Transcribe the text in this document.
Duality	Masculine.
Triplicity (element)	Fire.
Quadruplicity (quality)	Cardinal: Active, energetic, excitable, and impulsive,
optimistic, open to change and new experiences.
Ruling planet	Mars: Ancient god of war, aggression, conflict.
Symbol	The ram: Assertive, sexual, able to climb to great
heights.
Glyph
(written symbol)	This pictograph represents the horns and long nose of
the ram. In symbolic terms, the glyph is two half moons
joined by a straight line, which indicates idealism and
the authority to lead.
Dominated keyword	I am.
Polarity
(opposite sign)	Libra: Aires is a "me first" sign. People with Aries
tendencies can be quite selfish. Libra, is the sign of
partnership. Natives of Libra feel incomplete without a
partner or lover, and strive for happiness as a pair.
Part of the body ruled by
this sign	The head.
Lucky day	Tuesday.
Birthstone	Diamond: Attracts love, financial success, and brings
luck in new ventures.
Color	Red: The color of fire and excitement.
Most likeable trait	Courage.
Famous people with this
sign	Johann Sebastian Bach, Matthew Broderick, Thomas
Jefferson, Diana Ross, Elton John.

————

**Aim of the exercise**: Write out the full set of records exactly as given.

**Task response**:
Transcribe the text in this document.
Duality	Masculine.
Triplicity (element)	Fire.
Quadruplicity (quality)	Cardinal: Active, energetic, excitable, and impulsive,
optimistic, open to change and new experiences.
Ruling planet	Mars: Ancient god of war, aggression, conflict.
Symbol	The ram: Assertive, sexual, able to climb to great
heights.
Glyph
(written symbol)	This pictograph represents the horns and long nose of
the ram. In symbolic terms, the glyph is two half moons
joined by a straight line, which indicates idealism and
the authority to lead.
Dominated keyword	I am.
Polarity
(opposite sign)	Libra: Aires is a "me first" sign. People with Aries
tendencies can be quite selfish. Libra, is the sign of
partnership. Natives of Libra feel incomplete without a
partner or lover, and strive for happiness as a pair.
Part of the body ruled by
this sign	The head.
Lucky day	Tuesday.
Birthstone	Diamond: Attracts love, financial success, and brings
luck in new ventures.
Color	Red: The color of fire and excitement.
Most likeable trait	Courage.
Famous people with this
sign	Johann Sebastian Bach, Matthew Broderick, Thomas
Jefferson, Diana Ross, Elton John.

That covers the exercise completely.